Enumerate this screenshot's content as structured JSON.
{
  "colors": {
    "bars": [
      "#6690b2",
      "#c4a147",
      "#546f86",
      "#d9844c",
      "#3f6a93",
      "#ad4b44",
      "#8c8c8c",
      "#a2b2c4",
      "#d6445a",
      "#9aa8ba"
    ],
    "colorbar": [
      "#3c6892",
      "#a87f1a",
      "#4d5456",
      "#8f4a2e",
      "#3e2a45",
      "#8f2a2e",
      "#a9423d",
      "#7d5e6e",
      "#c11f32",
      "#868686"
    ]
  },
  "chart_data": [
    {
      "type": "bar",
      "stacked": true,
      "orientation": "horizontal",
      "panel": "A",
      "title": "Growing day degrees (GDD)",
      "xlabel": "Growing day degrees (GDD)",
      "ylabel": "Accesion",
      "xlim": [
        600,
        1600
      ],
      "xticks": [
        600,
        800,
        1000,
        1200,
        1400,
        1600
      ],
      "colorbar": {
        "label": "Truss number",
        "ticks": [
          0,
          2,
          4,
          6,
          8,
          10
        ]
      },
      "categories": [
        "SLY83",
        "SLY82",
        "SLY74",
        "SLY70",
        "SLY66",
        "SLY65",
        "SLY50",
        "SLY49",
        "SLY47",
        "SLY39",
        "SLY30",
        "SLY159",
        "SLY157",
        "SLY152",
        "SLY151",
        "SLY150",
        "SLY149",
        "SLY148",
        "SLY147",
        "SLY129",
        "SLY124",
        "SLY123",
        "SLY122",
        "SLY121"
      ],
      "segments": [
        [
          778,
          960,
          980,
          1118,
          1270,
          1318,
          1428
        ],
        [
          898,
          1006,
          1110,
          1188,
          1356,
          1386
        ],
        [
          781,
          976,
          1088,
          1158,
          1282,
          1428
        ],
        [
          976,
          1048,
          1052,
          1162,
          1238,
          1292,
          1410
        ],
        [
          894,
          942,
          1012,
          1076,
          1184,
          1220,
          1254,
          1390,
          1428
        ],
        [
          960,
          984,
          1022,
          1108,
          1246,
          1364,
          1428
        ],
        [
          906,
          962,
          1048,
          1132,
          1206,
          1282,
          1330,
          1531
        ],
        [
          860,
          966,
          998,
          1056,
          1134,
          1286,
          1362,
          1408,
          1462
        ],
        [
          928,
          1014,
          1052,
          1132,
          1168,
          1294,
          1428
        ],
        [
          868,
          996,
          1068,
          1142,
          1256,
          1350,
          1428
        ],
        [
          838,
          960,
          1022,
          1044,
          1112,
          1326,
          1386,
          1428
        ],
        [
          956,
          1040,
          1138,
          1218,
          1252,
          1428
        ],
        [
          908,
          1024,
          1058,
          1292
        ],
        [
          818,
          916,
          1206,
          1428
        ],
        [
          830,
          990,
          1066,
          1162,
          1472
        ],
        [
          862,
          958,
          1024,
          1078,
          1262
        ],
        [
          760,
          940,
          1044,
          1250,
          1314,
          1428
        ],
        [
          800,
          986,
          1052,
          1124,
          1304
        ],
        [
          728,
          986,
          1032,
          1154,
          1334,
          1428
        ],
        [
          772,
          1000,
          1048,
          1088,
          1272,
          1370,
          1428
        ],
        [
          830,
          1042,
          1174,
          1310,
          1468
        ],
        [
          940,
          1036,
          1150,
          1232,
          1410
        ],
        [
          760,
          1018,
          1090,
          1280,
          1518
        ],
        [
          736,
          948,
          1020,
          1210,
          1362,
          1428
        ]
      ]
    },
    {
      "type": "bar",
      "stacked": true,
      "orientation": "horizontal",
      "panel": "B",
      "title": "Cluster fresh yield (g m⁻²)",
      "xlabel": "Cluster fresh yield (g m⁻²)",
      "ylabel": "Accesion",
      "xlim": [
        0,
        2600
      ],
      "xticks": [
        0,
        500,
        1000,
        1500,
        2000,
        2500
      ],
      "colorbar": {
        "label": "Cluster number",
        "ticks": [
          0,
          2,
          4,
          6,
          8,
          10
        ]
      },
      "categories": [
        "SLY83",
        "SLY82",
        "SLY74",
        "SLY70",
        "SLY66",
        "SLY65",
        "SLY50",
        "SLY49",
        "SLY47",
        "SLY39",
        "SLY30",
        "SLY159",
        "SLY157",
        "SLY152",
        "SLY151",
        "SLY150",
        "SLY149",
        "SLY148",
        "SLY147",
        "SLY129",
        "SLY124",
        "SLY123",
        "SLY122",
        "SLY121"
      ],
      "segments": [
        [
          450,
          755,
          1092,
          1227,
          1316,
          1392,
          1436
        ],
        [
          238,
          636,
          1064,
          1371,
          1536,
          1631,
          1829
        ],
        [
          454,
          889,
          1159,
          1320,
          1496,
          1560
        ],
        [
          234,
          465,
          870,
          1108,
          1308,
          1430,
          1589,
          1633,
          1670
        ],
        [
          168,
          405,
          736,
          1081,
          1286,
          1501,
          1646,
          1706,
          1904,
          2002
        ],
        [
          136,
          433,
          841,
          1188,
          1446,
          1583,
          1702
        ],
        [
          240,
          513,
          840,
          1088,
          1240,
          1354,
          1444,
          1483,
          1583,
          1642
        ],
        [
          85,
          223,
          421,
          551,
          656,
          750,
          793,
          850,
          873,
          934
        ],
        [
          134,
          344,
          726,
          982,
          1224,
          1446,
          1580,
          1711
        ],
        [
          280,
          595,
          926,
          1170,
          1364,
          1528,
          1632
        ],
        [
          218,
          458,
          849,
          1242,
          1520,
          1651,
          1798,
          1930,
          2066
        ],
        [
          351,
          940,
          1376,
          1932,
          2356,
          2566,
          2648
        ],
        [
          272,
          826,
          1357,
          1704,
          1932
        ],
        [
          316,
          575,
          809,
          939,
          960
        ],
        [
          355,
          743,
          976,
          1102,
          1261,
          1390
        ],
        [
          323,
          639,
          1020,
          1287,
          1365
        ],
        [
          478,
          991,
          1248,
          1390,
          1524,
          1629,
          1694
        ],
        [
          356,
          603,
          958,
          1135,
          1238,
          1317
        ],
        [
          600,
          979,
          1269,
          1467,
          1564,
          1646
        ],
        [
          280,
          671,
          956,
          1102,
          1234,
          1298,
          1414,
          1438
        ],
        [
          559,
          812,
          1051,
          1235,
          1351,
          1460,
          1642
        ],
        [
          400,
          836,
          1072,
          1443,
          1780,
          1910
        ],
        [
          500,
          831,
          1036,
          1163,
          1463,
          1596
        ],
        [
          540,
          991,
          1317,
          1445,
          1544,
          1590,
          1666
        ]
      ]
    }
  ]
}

[The task]:
In the material above, find the lines that contain "number" and show them.

[Solution]:
        "label": "Truss number",
        "label": "Cluster number",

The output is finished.